Saved entries
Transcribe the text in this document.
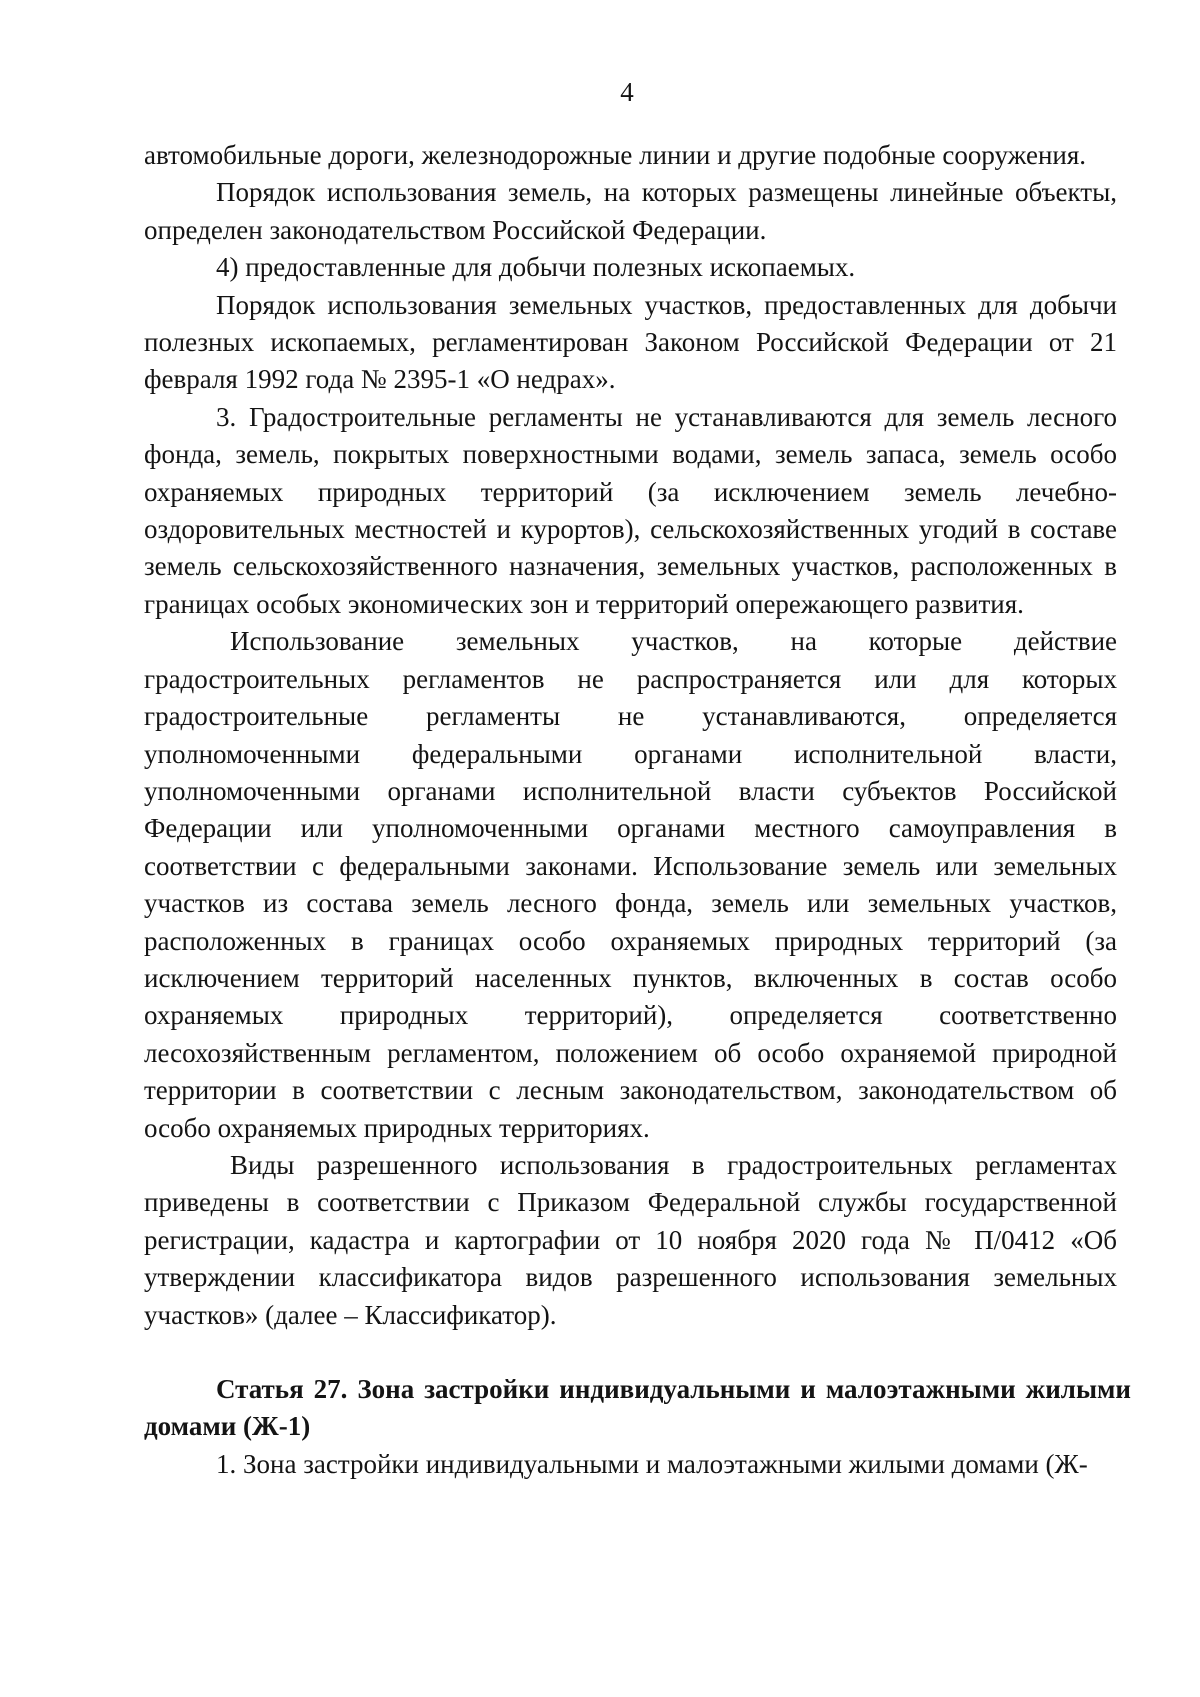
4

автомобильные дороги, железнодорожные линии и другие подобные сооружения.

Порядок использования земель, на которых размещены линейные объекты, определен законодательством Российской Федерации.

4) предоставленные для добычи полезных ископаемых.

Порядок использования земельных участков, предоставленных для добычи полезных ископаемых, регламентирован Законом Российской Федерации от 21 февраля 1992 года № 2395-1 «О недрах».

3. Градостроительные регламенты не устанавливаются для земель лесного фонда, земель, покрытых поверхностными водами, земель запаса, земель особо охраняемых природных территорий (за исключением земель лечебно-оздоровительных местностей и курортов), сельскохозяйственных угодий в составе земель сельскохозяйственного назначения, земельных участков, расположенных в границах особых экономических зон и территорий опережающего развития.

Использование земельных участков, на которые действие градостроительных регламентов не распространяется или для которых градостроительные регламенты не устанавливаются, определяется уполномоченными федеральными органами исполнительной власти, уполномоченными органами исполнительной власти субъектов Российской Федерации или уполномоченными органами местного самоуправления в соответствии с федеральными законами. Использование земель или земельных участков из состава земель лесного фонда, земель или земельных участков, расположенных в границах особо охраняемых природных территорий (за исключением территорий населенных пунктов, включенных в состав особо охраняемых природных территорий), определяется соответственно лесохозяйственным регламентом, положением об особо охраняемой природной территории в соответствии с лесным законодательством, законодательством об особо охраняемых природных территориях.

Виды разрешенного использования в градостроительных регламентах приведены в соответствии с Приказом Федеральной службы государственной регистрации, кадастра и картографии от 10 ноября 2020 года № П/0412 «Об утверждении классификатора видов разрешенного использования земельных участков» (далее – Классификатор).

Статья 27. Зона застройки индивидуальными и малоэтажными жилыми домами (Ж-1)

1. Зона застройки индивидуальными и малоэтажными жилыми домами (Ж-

* [Written request]:
Only lines that contain the word "ископаемых" are wanted; copy each of them.

* [Full output]:
4) предоставленные для добычи полезных ископаемых.
Порядок использования земельных участков, предоставленных для добычи полезных ископаемых, регламентирован Законом Российской Федерации от 21 февраля 1992 года № 2395-1 «О недрах».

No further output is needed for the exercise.